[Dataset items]
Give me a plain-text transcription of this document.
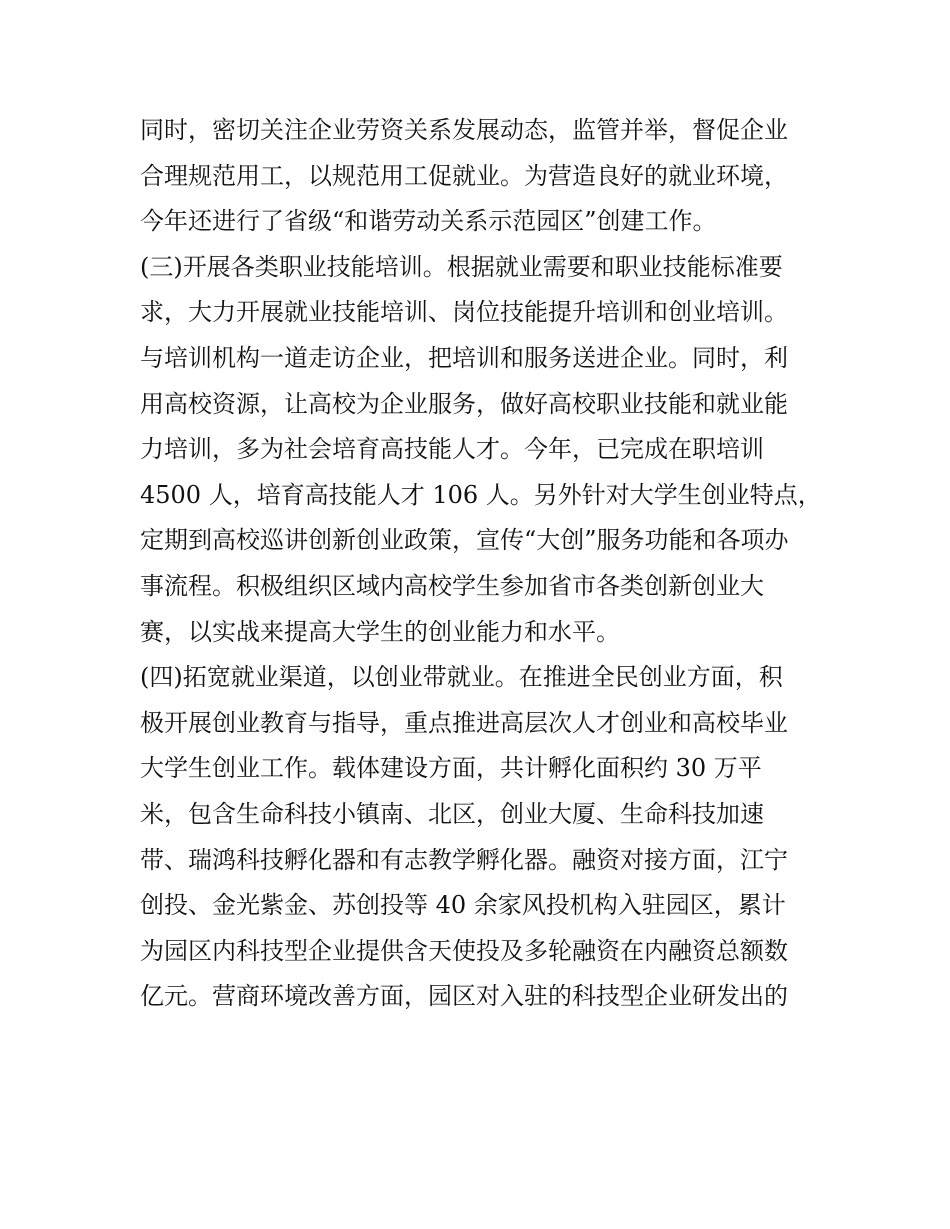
同时，密切关注企业劳资关系发展动态，监管并举，督促企业
合理规范用工，以规范用工促就业。为营造良好的就业环境，
今年还进行了省级“和谐劳动关系示范园区”创建工作。
(三)开展各类职业技能培训。根据就业需要和职业技能标准要
求，大力开展就业技能培训、岗位技能提升培训和创业培训。
与培训机构一道走访企业，把培训和服务送进企业。同时，利
用高校资源，让高校为企业服务，做好高校职业技能和就业能
力培训，多为社会培育高技能人才。今年，已完成在职培训
4500 人，培育高技能人才 106 人。另外针对大学生创业特点，
定期到高校巡讲创新创业政策，宣传“大创”服务功能和各项办
事流程。积极组织区域内高校学生参加省市各类创新创业大
赛，以实战来提高大学生的创业能力和水平。
(四)拓宽就业渠道，以创业带就业。在推进全民创业方面，积
极开展创业教育与指导，重点推进高层次人才创业和高校毕业
大学生创业工作。载体建设方面，共计孵化面积约 30 万平
米，包含生命科技小镇南、北区，创业大厦、生命科技加速
带、瑞鸿科技孵化器和有志教学孵化器。融资对接方面，江宁
创投、金光紫金、苏创投等 40 余家风投机构入驻园区，累计
为园区内科技型企业提供含天使投及多轮融资在内融资总额数
亿元。营商环境改善方面，园区对入驻的科技型企业研发出的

*Do this:*
Give an exact reproduction of every line, leaving out any picture.

*Written reply:*
Give me a plain-text transcription of this document.
同时，密切关注企业劳资关系发展动态，监管并举，督促企业
合理规范用工，以规范用工促就业。为营造良好的就业环境，
今年还进行了省级“和谐劳动关系示范园区”创建工作。
(三)开展各类职业技能培训。根据就业需要和职业技能标准要
求，大力开展就业技能培训、岗位技能提升培训和创业培训。
与培训机构一道走访企业，把培训和服务送进企业。同时，利
用高校资源，让高校为企业服务，做好高校职业技能和就业能
力培训，多为社会培育高技能人才。今年，已完成在职培训
4500 人，培育高技能人才 106 人。另外针对大学生创业特点，
定期到高校巡讲创新创业政策，宣传“大创”服务功能和各项办
事流程。积极组织区域内高校学生参加省市各类创新创业大
赛，以实战来提高大学生的创业能力和水平。
(四)拓宽就业渠道，以创业带就业。在推进全民创业方面，积
极开展创业教育与指导，重点推进高层次人才创业和高校毕业
大学生创业工作。载体建设方面，共计孵化面积约 30 万平
米，包含生命科技小镇南、北区，创业大厦、生命科技加速
带、瑞鸿科技孵化器和有志教学孵化器。融资对接方面，江宁
创投、金光紫金、苏创投等 40 余家风投机构入驻园区，累计
为园区内科技型企业提供含天使投及多轮融资在内融资总额数
亿元。营商环境改善方面，园区对入驻的科技型企业研发出的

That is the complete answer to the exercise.